----- Recorded information

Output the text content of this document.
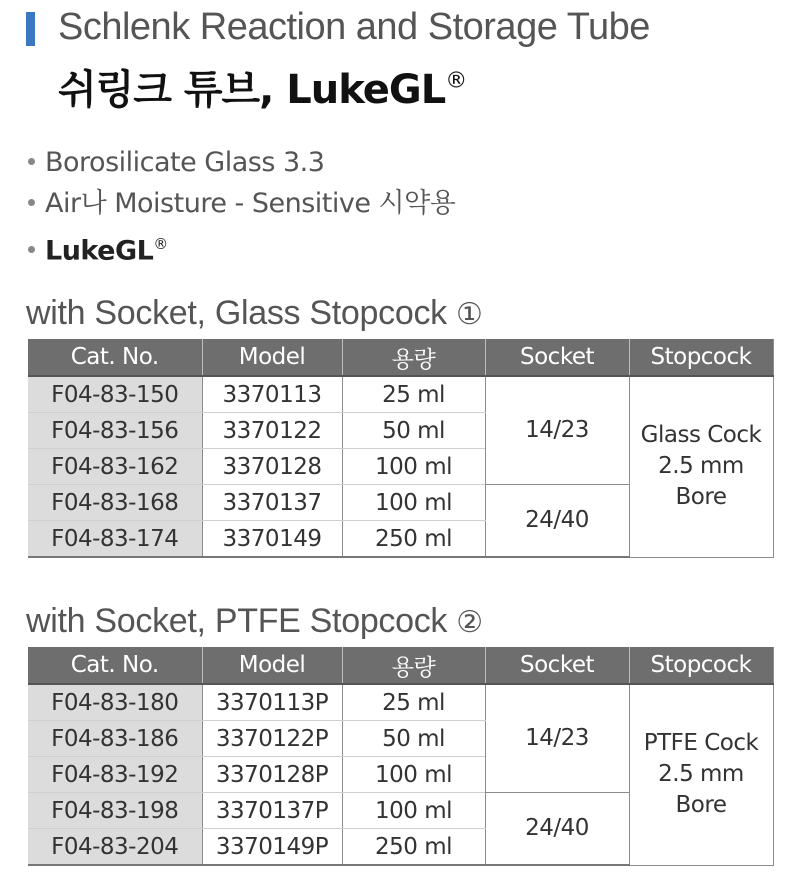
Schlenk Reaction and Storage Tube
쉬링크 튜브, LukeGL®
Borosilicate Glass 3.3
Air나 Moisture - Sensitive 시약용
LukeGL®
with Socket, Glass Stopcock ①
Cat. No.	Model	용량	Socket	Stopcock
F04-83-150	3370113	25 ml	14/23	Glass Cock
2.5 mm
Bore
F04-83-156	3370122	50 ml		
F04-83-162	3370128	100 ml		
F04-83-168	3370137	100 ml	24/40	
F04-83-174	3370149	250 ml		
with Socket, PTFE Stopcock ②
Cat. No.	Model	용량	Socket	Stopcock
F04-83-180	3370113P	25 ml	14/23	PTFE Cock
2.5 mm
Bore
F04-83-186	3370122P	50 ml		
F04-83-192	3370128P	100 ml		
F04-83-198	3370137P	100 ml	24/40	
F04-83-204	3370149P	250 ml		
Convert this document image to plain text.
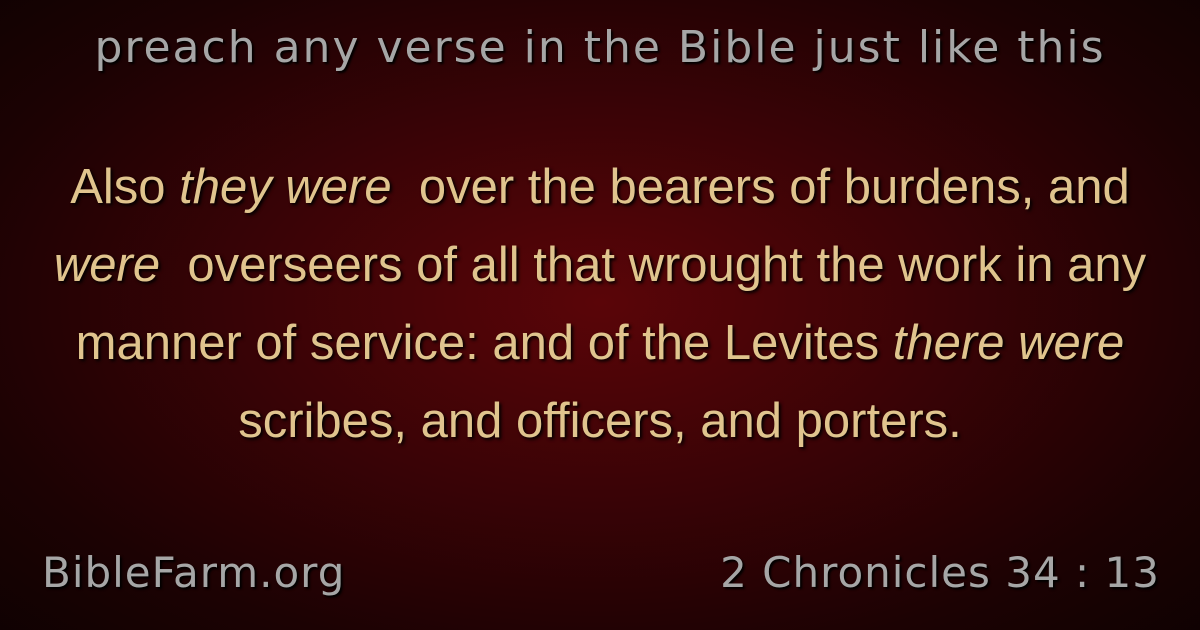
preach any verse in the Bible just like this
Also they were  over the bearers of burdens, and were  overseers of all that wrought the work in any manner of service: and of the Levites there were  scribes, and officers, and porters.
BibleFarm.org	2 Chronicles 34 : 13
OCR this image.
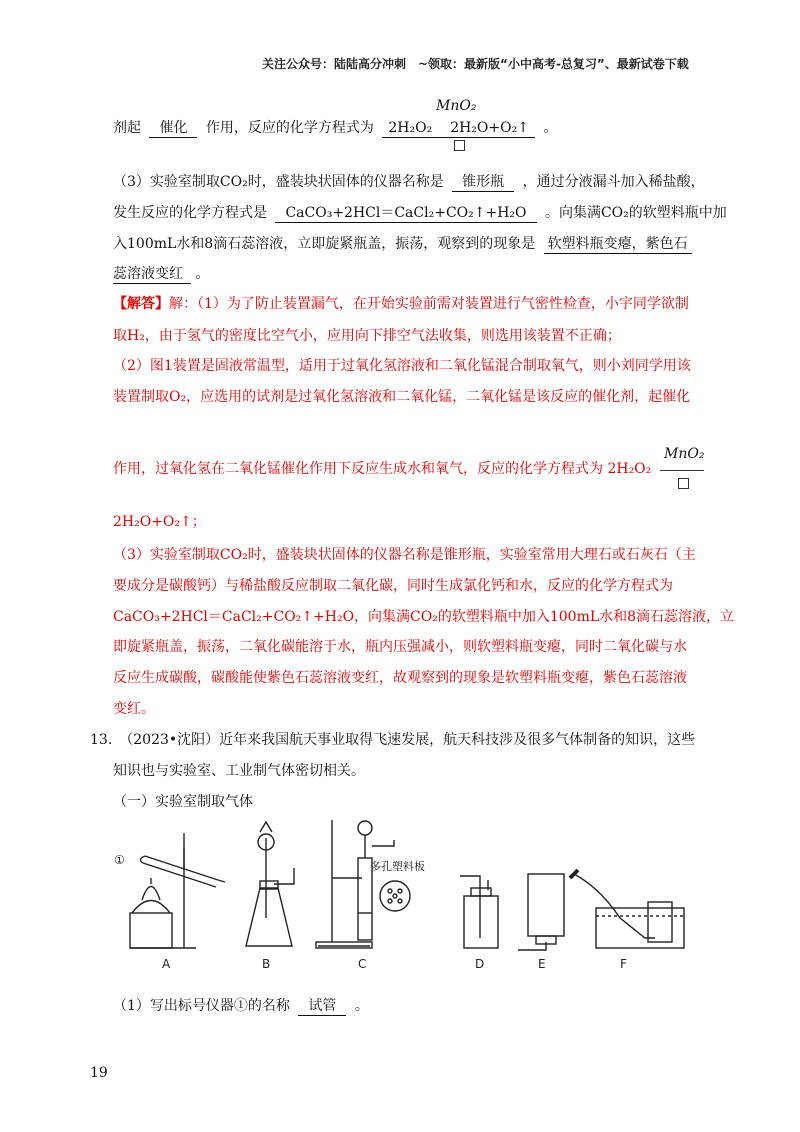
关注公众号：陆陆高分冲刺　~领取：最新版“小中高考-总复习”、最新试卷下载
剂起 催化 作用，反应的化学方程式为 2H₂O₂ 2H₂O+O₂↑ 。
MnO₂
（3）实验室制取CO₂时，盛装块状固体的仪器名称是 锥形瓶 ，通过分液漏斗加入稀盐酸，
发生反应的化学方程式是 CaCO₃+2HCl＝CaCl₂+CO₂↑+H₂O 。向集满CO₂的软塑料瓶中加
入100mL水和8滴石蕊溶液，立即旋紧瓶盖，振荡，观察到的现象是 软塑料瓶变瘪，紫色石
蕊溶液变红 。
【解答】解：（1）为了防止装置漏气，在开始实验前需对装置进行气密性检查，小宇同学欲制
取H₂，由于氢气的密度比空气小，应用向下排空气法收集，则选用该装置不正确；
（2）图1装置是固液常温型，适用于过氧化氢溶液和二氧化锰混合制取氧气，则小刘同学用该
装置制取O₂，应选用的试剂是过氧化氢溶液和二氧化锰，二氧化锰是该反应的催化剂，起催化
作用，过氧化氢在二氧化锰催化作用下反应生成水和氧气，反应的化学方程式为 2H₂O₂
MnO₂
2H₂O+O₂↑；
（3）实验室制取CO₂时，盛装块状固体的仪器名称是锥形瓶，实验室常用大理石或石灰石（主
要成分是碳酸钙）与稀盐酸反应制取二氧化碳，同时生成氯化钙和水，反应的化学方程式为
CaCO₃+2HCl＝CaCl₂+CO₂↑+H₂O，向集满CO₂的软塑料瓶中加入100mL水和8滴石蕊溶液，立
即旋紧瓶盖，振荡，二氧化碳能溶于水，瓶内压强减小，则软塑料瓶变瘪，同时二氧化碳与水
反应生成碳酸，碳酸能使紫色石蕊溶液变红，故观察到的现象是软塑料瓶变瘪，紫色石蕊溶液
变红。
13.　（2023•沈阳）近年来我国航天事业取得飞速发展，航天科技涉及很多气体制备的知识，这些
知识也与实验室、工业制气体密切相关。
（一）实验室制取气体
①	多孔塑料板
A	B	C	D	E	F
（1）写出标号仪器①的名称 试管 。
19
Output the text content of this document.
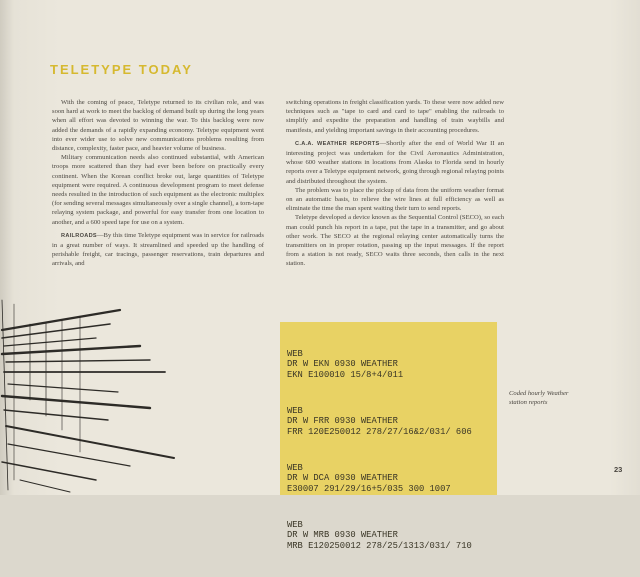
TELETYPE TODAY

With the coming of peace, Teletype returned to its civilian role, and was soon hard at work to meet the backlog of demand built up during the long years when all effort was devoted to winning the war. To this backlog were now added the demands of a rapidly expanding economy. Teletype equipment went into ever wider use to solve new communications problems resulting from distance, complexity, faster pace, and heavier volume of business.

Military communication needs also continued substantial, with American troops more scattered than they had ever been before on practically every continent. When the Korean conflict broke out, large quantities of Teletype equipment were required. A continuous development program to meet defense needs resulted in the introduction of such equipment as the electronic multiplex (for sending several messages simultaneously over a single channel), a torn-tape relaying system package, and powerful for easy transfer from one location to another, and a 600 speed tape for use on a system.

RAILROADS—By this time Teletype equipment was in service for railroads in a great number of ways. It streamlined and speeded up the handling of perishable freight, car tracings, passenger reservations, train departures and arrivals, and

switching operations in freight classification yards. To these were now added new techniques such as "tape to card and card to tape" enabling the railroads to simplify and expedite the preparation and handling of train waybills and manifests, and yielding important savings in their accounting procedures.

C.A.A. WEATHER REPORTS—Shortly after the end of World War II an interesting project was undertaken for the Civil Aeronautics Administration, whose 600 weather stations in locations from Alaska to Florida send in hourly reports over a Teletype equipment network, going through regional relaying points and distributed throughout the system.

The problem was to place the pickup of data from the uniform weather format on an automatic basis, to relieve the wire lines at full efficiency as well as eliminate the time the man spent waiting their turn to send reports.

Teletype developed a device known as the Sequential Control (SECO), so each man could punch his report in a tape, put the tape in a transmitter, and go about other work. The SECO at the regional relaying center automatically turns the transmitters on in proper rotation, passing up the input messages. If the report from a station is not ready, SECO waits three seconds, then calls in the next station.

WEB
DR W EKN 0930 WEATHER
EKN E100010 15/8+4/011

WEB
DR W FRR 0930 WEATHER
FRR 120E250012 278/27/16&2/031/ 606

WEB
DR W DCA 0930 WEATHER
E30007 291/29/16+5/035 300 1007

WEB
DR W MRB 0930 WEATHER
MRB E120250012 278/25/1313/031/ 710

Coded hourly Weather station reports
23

----------

What you have to do: Go through the listing above and quote it exactly, apart from its images.

Expected answer:
Output the text content of this document.
Schlenk Reaction and Storage Tube
쉬링크 튜브, LukeGL®
Borosilicate Glass 3.3
Air나 Moisture - Sensitive 시약용
LukeGL®
with Socket, Glass Stopcock ①
Cat. No.	Model	용량	Socket	Stopcock
F04-83-150	3370113	25 ml	14/23	Glass Cock
2.5 mm
Bore
F04-83-156	3370122	50 ml		
F04-83-162	3370128	100 ml		
F04-83-168	3370137	100 ml	24/40	
F04-83-174	3370149	250 ml		
with Socket, PTFE Stopcock ②
Cat. No.	Model	용량	Socket	Stopcock
F04-83-180	3370113P	25 ml	14/23	PTFE Cock
2.5 mm
Bore
F04-83-186	3370122P	50 ml		
F04-83-192	3370128P	100 ml		
F04-83-198	3370137P	100 ml	24/40	
F04-83-204	3370149P	250 ml		
Convert this document image to plain text.
preach any verse in the Bible just like this
Also they were  over the bearers of burdens, and were  overseers of all that wrought the work in any manner of service: and of the Levites there were  scribes, and officers, and porters.
BibleFarm.org	2 Chronicles 34 : 13
OCR this image.
关注公众号：陆陆高分冲刺　~领取：最新版“小中高考-总复习”、最新试卷下载
剂起 催化 作用，反应的化学方程式为 2H₂O₂ 2H₂O+O₂↑ 。
MnO₂
（3）实验室制取CO₂时，盛装块状固体的仪器名称是 锥形瓶 ，通过分液漏斗加入稀盐酸，
发生反应的化学方程式是 CaCO₃+2HCl＝CaCl₂+CO₂↑+H₂O 。向集满CO₂的软塑料瓶中加
入100mL水和8滴石蕊溶液，立即旋紧瓶盖，振荡，观察到的现象是 软塑料瓶变瘪，紫色石
蕊溶液变红 。
【解答】解：（1）为了防止装置漏气，在开始实验前需对装置进行气密性检查，小宇同学欲制
取H₂，由于氢气的密度比空气小，应用向下排空气法收集，则选用该装置不正确；
（2）图1装置是固液常温型，适用于过氧化氢溶液和二氧化锰混合制取氧气，则小刘同学用该
装置制取O₂，应选用的试剂是过氧化氢溶液和二氧化锰，二氧化锰是该反应的催化剂，起催化
作用，过氧化氢在二氧化锰催化作用下反应生成水和氧气，反应的化学方程式为 2H₂O₂
MnO₂
2H₂O+O₂↑；
（3）实验室制取CO₂时，盛装块状固体的仪器名称是锥形瓶，实验室常用大理石或石灰石（主
要成分是碳酸钙）与稀盐酸反应制取二氧化碳，同时生成氯化钙和水，反应的化学方程式为
CaCO₃+2HCl＝CaCl₂+CO₂↑+H₂O，向集满CO₂的软塑料瓶中加入100mL水和8滴石蕊溶液，立
即旋紧瓶盖，振荡，二氧化碳能溶于水，瓶内压强减小，则软塑料瓶变瘪，同时二氧化碳与水
反应生成碳酸，碳酸能使紫色石蕊溶液变红，故观察到的现象是软塑料瓶变瘪，紫色石蕊溶液
变红。
13.　（2023•沈阳）近年来我国航天事业取得飞速发展，航天科技涉及很多气体制备的知识，这些
知识也与实验室、工业制气体密切相关。
（一）实验室制取气体
①	多孔塑料板
A	B	C	D	E	F
（1）写出标号仪器①的名称 试管 。
19
Output the text content of this document.
TELETYPE TODAY

With the coming of peace, Teletype returned to its civilian role, and was soon hard at work to meet the backlog of demand built up during the long years when all effort was devoted to winning the war. To this backlog were now added the demands of a rapidly expanding economy. Teletype equipment went into ever wider use to solve new communications problems resulting from distance, complexity, faster pace, and heavier volume of business.

Military communication needs also continued substantial, with American troops more scattered than they had ever been before on practically every continent. When the Korean conflict broke out, large quantities of Teletype equipment were required. A continuous development program to meet defense needs resulted in the introduction of such equipment as the electronic multiplex (for sending several messages simultaneously over a single channel), a torn-tape relaying system package, and powerful for easy transfer from one location to another, and a 600 speed tape for use on a system.

RAILROADS—By this time Teletype equipment was in service for railroads in a great number of ways. It streamlined and speeded up the handling of perishable freight, car tracings, passenger reservations, train departures and arrivals, and

switching operations in freight classification yards. To these were now added new techniques such as "tape to card and card to tape" enabling the railroads to simplify and expedite the preparation and handling of train waybills and manifests, and yielding important savings in their accounting procedures.

C.A.A. WEATHER REPORTS—Shortly after the end of World War II an interesting project was undertaken for the Civil Aeronautics Administration, whose 600 weather stations in locations from Alaska to Florida send in hourly reports over a Teletype equipment network, going through regional relaying points and distributed throughout the system.

The problem was to place the pickup of data from the uniform weather format on an automatic basis, to relieve the wire lines at full efficiency as well as eliminate the time the man spent waiting their turn to send reports.

Teletype developed a device known as the Sequential Control (SECO), so each man could punch his report in a tape, put the tape in a transmitter, and go about other work. The SECO at the regional relaying center automatically turns the transmitters on in proper rotation, passing up the input messages. If the report from a station is not ready, SECO waits three seconds, then calls in the next station.

WEB
DR W EKN 0930 WEATHER
EKN E100010 15/8+4/011

WEB
DR W FRR 0930 WEATHER
FRR 120E250012 278/27/16&2/031/ 606

WEB
DR W DCA 0930 WEATHER
E30007 291/29/16+5/035 300 1007

WEB
DR W MRB 0930 WEATHER
MRB E120250012 278/25/1313/031/ 710

Coded hourly Weather station reports
23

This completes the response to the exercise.